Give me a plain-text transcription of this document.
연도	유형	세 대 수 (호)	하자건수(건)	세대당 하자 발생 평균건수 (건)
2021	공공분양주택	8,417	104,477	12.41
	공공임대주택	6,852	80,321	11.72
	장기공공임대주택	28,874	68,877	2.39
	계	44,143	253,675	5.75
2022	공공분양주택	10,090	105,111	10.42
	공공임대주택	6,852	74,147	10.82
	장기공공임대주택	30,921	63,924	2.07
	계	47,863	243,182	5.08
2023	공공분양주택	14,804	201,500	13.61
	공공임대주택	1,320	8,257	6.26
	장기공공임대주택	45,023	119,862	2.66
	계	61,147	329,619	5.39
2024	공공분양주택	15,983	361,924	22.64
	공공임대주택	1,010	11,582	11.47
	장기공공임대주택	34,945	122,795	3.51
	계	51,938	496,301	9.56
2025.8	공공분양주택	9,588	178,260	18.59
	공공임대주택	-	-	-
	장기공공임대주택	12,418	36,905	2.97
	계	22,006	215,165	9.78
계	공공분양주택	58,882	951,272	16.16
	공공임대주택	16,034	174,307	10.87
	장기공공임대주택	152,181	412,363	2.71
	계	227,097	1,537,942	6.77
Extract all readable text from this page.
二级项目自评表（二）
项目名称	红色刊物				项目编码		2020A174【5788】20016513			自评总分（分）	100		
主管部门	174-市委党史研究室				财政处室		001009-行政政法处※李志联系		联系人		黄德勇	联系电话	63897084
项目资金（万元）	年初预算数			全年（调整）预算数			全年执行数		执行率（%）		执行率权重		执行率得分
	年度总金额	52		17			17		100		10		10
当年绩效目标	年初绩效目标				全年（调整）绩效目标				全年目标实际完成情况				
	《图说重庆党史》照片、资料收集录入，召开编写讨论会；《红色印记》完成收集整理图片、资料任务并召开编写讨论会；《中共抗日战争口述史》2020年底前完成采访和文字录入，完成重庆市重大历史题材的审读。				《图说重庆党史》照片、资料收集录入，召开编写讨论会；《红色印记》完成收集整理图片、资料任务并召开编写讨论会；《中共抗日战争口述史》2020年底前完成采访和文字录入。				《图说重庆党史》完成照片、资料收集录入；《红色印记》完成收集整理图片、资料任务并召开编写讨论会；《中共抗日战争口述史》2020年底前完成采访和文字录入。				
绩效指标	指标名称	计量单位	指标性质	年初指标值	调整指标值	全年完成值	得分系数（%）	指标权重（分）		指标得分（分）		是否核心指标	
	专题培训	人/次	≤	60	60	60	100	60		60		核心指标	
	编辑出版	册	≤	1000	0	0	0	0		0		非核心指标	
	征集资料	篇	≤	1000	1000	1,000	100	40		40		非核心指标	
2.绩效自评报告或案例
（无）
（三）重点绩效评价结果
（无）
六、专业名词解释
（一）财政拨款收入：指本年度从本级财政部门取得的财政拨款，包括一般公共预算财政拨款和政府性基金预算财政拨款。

________________

--- REQUEST ---
From the entries above, copy every line where the word "공공분양주택" shows up.

--- OUTPUT BELOW ---
2021	공공분양주택	8,417	104,477	12.41
2022	공공분양주택	10,090	105,111	10.42
2023	공공분양주택	14,804	201,500	13.61
2024	공공분양주택	15,983	361,924	22.64
2025.8	공공분양주택	9,588	178,260	18.59
계	공공분양주택	58,882	951,272	16.16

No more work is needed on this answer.